=== Stored data entries ===
-------------------------

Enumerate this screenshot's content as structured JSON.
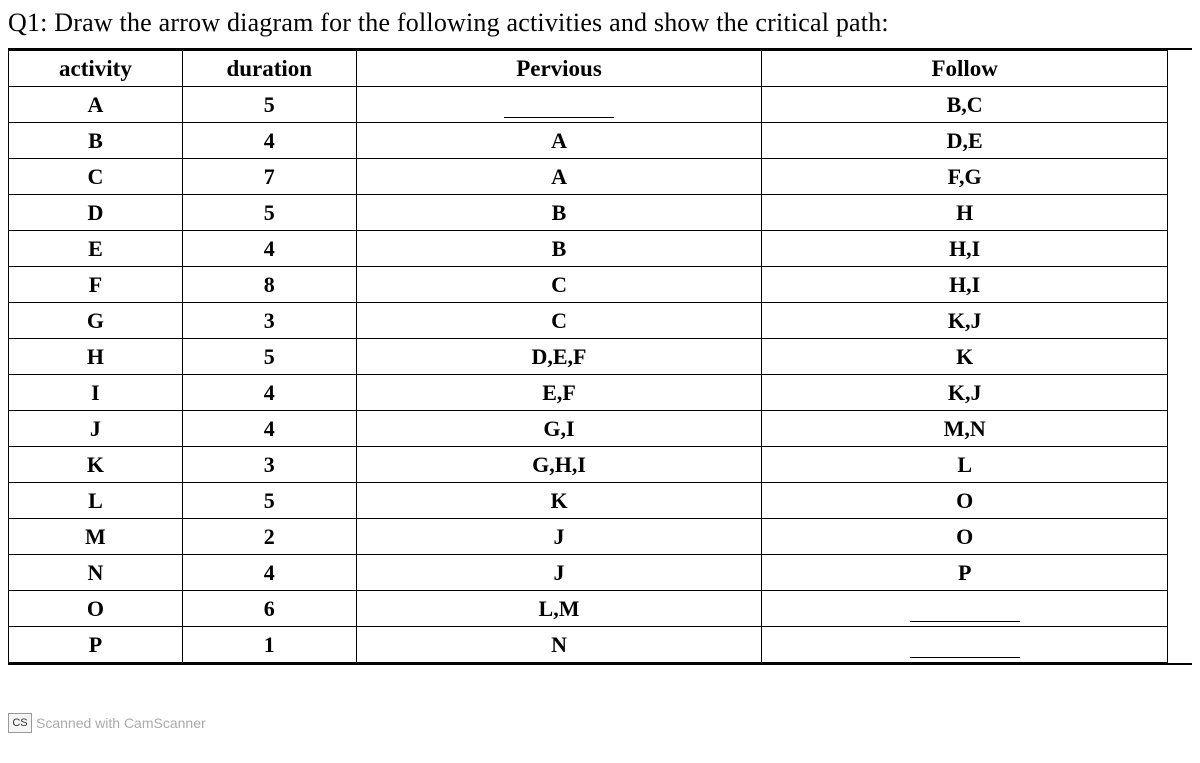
{
  "question": "Q1: Draw the arrow diagram for the following activities and show the critical path:",
  "headers": {
    "activity": "activity",
    "duration": "duration",
    "pervious": "Pervious",
    "follow": "Follow"
  },
  "rows": [
    {
      "activity": "A",
      "duration": "5",
      "pervious": "",
      "follow": "B,C"
    },
    {
      "activity": "B",
      "duration": "4",
      "pervious": "A",
      "follow": "D,E"
    },
    {
      "activity": "C",
      "duration": "7",
      "pervious": "A",
      "follow": "F,G"
    },
    {
      "activity": "D",
      "duration": "5",
      "pervious": "B",
      "follow": "H"
    },
    {
      "activity": "E",
      "duration": "4",
      "pervious": "B",
      "follow": "H,I"
    },
    {
      "activity": "F",
      "duration": "8",
      "pervious": "C",
      "follow": "H,I"
    },
    {
      "activity": "G",
      "duration": "3",
      "pervious": "C",
      "follow": "K,J"
    },
    {
      "activity": "H",
      "duration": "5",
      "pervious": "D,E,F",
      "follow": "K"
    },
    {
      "activity": "I",
      "duration": "4",
      "pervious": "E,F",
      "follow": "K,J"
    },
    {
      "activity": "J",
      "duration": "4",
      "pervious": "G,I",
      "follow": "M,N"
    },
    {
      "activity": "K",
      "duration": "3",
      "pervious": "G,H,I",
      "follow": "L"
    },
    {
      "activity": "L",
      "duration": "5",
      "pervious": "K",
      "follow": "O"
    },
    {
      "activity": "M",
      "duration": "2",
      "pervious": "J",
      "follow": "O"
    },
    {
      "activity": "N",
      "duration": "4",
      "pervious": "J",
      "follow": "P"
    },
    {
      "activity": "O",
      "duration": "6",
      "pervious": "L,M",
      "follow": ""
    },
    {
      "activity": "P",
      "duration": "1",
      "pervious": "N",
      "follow": ""
    }
  ],
  "watermark": {
    "prefix": "CS",
    "text": "Scanned with CamScanner"
  }
}
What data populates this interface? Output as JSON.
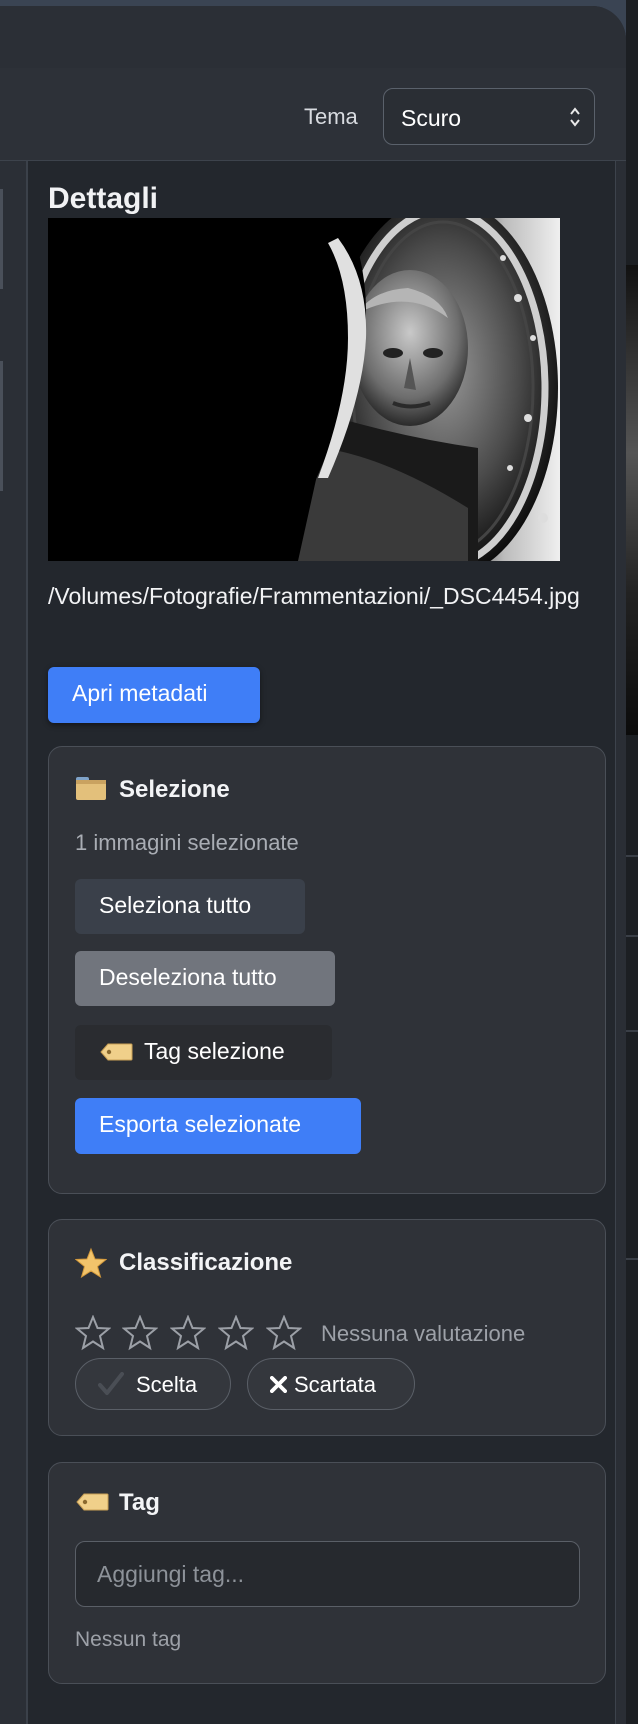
{
  "toolbar": {
    "theme_label": "Tema",
    "theme_value": "Scuro",
    "theme_options": [
      "Scuro"
    ]
  },
  "details": {
    "title": "Dettagli",
    "file_path": "/Volumes/Fotografie/Frammentazioni/_DSC4454.jpg",
    "open_metadata_label": "Apri metadati"
  },
  "selection": {
    "icon": "folder-icon",
    "title": "Selezione",
    "count_text": "1 immagini selezionate",
    "select_all_label": "Seleziona tutto",
    "deselect_all_label": "Deseleziona tutto",
    "tag_selection_label": "Tag selezione",
    "export_selected_label": "Esporta selezionate"
  },
  "rating": {
    "icon": "star-icon",
    "title": "Classificazione",
    "stars_max": 5,
    "stars_value": 0,
    "no_rating_text": "Nessuna valutazione",
    "pick_label": "Scelta",
    "reject_label": "Scartata"
  },
  "tags": {
    "icon": "tag-icon",
    "title": "Tag",
    "input_placeholder": "Aggiungi tag...",
    "input_value": "",
    "empty_text": "Nessun tag"
  },
  "colors": {
    "accent": "#3f7ef7",
    "background": "#23272d",
    "card": "#2f3238",
    "tag_label": "#f0d08a"
  }
}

-------------------------

Identify and copy all lines with the word "title".

=== FINAL RESULT ===
    "title": "Dettagli",
    "title": "Selezione",
    "title": "Classificazione",
    "title": "Tag",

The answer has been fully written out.